▶ **YOUR GOAL**
Below are the records; collect from them each line containing the string "document".

(Saved entries)
↓↓↓

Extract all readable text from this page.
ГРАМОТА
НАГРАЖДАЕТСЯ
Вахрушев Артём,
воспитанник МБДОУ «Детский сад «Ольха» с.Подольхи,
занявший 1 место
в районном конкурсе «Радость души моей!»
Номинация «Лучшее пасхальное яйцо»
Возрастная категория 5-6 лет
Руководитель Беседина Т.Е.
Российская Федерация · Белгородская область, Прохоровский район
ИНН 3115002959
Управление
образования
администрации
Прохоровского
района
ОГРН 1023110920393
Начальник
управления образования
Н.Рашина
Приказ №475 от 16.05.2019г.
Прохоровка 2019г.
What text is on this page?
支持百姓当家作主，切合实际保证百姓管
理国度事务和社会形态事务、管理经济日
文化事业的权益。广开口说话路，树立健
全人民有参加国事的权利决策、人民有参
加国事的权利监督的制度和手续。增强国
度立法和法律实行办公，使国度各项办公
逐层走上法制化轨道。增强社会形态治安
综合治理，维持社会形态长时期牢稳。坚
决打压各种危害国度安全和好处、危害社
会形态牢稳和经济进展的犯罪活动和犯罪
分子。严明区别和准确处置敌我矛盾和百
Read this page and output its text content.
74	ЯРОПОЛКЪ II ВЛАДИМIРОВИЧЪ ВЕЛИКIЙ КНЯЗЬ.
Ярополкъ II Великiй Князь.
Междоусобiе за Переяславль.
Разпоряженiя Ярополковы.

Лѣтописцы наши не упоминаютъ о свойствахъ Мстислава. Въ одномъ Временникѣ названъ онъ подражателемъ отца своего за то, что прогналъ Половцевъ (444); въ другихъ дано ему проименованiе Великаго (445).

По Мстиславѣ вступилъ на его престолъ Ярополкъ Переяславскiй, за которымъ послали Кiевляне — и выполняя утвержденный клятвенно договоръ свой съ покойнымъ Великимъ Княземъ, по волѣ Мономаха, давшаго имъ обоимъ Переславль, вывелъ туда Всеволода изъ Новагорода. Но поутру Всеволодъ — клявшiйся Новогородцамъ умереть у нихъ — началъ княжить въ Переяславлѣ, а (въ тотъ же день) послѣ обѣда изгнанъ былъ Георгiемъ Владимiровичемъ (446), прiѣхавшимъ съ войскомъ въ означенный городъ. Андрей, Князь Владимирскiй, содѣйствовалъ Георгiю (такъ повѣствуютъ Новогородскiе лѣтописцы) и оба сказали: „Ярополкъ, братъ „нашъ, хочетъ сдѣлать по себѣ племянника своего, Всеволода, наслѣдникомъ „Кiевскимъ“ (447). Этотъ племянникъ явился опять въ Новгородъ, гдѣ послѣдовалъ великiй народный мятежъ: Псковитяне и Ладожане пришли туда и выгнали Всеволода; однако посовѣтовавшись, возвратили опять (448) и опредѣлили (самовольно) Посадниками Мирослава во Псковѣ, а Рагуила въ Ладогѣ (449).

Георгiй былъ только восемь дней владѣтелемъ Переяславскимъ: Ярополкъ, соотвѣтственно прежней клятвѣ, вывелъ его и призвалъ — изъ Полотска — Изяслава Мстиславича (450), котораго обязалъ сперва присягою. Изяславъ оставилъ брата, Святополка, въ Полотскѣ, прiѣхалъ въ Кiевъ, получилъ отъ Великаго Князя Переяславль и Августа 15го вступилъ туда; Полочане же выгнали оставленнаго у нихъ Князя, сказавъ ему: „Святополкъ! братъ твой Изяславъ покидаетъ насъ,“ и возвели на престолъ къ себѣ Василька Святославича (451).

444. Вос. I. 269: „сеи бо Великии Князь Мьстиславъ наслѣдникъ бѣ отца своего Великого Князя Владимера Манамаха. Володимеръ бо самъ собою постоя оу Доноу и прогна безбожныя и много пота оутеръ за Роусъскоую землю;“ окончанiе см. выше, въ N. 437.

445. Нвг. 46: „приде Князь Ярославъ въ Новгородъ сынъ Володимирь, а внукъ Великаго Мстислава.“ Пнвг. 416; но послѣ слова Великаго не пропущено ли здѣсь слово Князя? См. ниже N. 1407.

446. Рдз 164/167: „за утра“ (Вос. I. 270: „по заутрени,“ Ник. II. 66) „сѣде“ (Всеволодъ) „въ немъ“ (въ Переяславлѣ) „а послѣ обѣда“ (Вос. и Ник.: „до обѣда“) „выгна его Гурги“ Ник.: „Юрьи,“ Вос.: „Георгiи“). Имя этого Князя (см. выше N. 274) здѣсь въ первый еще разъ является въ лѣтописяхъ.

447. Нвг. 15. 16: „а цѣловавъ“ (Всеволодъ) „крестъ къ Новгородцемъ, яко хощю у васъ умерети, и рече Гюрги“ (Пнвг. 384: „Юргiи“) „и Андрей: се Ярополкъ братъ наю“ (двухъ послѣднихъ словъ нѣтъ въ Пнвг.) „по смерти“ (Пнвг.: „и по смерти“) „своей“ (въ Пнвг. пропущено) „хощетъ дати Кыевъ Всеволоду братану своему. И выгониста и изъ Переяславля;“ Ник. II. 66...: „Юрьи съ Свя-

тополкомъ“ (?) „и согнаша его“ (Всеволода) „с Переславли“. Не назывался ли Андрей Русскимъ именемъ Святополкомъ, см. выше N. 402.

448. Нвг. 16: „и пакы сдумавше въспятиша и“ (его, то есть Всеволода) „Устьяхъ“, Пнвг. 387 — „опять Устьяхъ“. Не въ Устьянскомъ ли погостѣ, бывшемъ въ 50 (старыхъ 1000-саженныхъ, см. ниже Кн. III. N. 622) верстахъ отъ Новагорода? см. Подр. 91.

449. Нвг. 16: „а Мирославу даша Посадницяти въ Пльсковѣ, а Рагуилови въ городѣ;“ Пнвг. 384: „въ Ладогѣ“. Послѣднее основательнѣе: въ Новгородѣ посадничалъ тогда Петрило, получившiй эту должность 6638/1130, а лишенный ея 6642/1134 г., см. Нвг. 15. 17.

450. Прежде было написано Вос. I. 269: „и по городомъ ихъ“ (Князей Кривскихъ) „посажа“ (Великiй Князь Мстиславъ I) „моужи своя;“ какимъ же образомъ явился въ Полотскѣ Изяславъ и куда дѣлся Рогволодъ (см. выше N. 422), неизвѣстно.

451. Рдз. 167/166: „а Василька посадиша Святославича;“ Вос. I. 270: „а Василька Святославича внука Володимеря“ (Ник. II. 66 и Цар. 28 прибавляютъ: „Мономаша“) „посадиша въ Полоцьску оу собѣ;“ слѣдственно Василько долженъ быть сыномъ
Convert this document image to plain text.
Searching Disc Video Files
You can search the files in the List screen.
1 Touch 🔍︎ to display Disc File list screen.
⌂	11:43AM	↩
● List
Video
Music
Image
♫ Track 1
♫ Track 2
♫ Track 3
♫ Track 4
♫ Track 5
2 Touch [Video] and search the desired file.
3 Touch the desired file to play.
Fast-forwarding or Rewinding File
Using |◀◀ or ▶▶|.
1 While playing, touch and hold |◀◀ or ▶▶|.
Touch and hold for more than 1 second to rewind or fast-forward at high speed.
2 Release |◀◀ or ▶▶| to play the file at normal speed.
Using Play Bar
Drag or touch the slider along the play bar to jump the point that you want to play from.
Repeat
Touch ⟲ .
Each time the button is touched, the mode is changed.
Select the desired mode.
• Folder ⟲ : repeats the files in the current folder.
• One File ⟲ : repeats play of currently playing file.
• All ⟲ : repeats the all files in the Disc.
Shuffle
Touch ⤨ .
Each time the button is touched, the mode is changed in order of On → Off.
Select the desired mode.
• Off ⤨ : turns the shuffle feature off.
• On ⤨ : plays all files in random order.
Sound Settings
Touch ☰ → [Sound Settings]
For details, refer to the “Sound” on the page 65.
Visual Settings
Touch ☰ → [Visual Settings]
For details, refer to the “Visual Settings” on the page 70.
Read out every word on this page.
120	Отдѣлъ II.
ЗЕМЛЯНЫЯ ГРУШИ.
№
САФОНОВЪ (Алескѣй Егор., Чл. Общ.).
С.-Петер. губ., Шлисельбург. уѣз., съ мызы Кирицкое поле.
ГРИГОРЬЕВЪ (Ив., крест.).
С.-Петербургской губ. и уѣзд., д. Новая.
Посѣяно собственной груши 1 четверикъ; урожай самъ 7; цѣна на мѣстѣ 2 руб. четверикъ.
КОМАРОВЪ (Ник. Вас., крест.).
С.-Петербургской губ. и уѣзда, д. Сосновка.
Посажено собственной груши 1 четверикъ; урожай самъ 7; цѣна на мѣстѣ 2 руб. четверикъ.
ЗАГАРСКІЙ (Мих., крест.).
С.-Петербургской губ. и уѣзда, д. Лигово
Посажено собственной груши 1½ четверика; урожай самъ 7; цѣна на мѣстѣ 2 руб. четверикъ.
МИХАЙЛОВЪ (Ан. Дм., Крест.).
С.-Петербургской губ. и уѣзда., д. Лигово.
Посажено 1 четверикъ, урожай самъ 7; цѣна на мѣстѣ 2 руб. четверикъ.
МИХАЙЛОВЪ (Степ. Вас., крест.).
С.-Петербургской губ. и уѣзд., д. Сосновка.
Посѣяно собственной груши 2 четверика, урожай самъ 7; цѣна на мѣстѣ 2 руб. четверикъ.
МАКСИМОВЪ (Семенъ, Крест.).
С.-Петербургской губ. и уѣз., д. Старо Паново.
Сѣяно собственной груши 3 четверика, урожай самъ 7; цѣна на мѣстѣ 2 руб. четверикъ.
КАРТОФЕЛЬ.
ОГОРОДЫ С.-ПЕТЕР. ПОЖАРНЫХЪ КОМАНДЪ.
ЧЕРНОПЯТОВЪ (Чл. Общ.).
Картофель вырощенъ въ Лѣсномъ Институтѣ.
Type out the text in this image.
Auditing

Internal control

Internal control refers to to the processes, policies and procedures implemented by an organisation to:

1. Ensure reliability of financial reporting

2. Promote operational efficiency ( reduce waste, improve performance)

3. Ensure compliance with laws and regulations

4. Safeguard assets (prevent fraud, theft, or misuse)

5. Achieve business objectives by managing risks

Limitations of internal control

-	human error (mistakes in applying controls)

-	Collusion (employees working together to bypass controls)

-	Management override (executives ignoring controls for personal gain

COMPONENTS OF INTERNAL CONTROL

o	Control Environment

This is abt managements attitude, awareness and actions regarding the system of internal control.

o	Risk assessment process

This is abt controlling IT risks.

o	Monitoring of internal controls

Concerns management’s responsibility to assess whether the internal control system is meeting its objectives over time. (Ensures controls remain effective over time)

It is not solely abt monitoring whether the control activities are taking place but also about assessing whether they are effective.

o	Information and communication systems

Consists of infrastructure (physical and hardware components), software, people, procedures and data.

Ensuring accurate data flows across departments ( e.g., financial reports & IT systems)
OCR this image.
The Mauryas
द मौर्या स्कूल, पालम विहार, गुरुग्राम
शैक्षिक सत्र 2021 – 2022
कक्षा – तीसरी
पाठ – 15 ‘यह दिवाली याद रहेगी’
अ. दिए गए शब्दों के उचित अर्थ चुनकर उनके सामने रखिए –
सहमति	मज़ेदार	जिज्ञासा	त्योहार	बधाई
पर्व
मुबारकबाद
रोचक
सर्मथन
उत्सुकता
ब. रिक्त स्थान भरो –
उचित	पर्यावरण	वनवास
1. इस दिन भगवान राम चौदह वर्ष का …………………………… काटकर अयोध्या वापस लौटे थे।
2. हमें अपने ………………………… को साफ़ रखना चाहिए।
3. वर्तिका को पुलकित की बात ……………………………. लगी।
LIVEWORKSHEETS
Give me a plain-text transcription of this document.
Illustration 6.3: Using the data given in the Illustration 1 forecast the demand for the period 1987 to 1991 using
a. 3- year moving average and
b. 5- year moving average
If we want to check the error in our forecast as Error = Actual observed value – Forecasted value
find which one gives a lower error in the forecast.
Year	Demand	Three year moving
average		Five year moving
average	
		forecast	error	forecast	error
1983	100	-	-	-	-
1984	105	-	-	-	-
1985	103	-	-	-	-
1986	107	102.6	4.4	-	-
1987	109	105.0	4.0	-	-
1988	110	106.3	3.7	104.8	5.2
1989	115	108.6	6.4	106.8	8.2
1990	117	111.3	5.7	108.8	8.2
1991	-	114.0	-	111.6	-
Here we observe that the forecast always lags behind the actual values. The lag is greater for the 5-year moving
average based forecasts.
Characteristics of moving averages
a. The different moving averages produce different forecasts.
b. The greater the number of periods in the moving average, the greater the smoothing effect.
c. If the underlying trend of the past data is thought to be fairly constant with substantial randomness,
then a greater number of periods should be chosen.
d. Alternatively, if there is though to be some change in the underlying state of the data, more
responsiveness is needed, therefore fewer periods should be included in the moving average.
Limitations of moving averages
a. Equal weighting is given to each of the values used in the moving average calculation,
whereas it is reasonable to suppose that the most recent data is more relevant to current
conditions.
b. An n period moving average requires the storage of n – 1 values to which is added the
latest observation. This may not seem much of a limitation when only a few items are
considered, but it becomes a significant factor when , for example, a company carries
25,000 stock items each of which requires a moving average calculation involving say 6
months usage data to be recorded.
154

↑↑↑

▶ **ANSWER IN FULL**
Convert this document image to plain text.
Give me a plain-text transcription of this document.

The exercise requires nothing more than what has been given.